• Information given
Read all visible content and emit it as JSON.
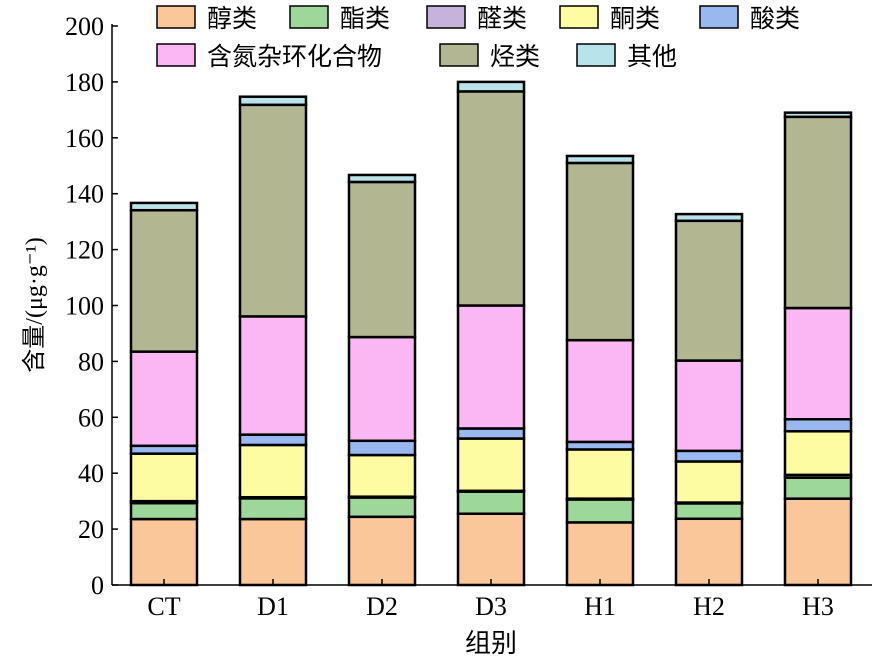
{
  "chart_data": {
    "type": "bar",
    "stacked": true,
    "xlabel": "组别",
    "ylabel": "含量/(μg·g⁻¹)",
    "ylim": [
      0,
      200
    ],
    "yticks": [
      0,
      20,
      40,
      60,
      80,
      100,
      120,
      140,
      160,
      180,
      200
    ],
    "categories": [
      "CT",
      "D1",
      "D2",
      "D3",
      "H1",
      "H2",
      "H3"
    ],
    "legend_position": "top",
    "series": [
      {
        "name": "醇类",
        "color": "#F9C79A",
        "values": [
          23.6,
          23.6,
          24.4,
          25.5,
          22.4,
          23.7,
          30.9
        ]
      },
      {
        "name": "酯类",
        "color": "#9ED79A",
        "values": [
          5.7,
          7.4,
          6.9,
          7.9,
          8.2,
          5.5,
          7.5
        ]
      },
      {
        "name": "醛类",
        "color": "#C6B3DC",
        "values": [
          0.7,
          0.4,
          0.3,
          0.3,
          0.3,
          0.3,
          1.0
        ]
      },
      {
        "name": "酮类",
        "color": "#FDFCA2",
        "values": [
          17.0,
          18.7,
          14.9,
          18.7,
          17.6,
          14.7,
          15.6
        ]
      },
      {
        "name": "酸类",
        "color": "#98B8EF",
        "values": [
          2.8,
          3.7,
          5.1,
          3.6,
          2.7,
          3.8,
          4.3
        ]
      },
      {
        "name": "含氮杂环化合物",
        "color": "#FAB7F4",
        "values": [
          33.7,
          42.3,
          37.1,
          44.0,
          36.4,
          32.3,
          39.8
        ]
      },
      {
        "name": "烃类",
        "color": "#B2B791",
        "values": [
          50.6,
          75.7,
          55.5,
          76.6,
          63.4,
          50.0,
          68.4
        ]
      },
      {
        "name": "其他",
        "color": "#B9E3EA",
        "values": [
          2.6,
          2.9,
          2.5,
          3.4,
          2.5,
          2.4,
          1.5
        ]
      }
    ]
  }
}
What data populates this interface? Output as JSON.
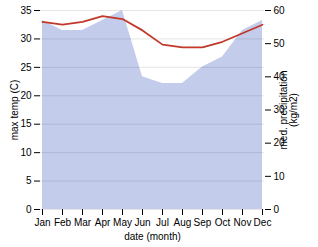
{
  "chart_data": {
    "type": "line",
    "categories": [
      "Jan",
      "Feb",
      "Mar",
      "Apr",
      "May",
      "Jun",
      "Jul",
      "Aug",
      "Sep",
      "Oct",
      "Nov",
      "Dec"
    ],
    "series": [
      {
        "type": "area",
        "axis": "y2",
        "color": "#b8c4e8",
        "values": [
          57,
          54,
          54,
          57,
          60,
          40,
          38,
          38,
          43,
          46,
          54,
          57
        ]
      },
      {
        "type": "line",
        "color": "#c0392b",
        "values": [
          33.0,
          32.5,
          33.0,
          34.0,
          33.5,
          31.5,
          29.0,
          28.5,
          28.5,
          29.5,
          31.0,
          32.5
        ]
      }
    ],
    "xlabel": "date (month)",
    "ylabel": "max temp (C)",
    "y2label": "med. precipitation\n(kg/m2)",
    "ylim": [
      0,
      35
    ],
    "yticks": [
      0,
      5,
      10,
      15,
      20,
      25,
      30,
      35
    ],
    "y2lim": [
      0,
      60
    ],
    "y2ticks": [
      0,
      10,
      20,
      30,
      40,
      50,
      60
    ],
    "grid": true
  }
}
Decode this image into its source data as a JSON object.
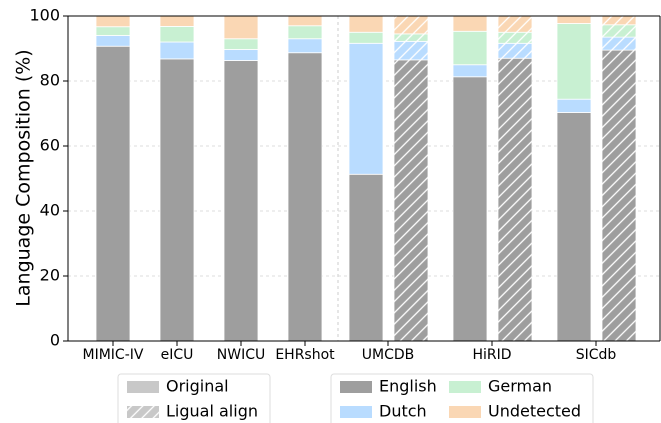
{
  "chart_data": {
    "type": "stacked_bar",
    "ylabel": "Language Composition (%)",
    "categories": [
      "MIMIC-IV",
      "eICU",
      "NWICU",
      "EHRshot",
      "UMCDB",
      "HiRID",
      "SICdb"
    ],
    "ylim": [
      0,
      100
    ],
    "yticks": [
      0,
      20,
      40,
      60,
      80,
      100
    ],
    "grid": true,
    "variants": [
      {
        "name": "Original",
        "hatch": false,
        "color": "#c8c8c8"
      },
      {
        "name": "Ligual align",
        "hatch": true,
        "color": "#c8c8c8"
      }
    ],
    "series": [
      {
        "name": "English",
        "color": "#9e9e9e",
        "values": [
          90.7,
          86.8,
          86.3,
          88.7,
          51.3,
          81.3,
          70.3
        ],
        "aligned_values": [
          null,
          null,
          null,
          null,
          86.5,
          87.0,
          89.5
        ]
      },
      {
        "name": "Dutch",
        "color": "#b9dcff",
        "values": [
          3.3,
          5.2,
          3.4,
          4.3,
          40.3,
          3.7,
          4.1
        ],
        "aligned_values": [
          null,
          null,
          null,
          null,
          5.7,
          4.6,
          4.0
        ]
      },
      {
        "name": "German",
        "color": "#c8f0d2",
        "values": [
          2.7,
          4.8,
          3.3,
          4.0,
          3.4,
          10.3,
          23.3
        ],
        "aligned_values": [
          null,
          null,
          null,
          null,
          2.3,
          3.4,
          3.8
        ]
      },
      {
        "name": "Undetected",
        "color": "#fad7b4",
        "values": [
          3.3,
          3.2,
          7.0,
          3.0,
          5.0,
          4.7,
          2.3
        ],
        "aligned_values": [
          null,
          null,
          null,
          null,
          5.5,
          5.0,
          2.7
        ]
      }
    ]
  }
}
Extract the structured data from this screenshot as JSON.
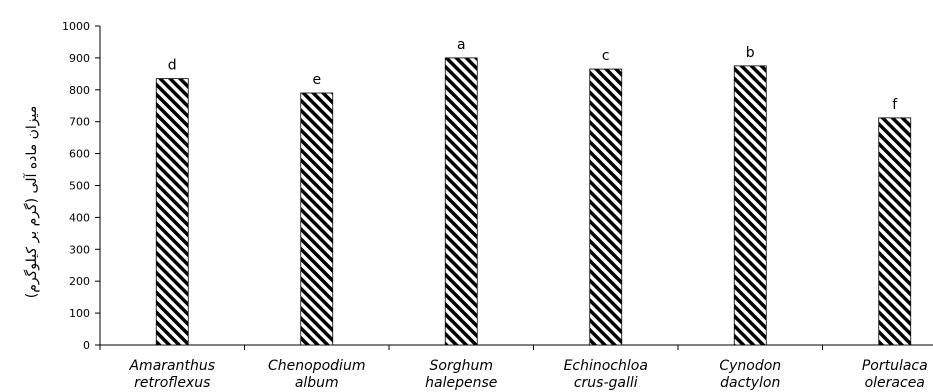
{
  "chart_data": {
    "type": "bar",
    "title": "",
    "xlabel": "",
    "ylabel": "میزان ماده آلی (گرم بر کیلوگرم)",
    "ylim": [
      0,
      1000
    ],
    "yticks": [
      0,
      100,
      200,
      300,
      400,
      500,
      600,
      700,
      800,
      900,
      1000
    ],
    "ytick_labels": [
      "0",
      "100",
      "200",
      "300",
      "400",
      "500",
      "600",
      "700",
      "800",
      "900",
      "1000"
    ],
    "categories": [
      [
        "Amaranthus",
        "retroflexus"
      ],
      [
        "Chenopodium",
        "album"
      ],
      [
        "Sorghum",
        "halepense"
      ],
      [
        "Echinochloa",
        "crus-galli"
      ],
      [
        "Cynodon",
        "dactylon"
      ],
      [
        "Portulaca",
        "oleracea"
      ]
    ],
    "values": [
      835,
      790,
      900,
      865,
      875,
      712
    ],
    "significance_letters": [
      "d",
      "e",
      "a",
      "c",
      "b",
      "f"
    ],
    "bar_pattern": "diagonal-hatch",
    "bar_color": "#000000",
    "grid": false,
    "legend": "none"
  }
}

• Given problem
Only the lines from the one that contains "Extract the structured" to the end of the records, inclusive, are to be quoted exactly, with pictures excluded.

• Problem solution
Extract the structured data from this screenshot as JSON.
{
  "chart_data": {
    "type": "bar",
    "title": "",
    "xlabel": "",
    "ylabel": "میزان ماده آلی (گرم بر کیلوگرم)",
    "ylim": [
      0,
      1000
    ],
    "yticks": [
      0,
      100,
      200,
      300,
      400,
      500,
      600,
      700,
      800,
      900,
      1000
    ],
    "ytick_labels": [
      "0",
      "100",
      "200",
      "300",
      "400",
      "500",
      "600",
      "700",
      "800",
      "900",
      "1000"
    ],
    "categories": [
      [
        "Amaranthus",
        "retroflexus"
      ],
      [
        "Chenopodium",
        "album"
      ],
      [
        "Sorghum",
        "halepense"
      ],
      [
        "Echinochloa",
        "crus-galli"
      ],
      [
        "Cynodon",
        "dactylon"
      ],
      [
        "Portulaca",
        "oleracea"
      ]
    ],
    "values": [
      835,
      790,
      900,
      865,
      875,
      712
    ],
    "significance_letters": [
      "d",
      "e",
      "a",
      "c",
      "b",
      "f"
    ],
    "bar_pattern": "diagonal-hatch",
    "bar_color": "#000000",
    "grid": false,
    "legend": "none"
  }
}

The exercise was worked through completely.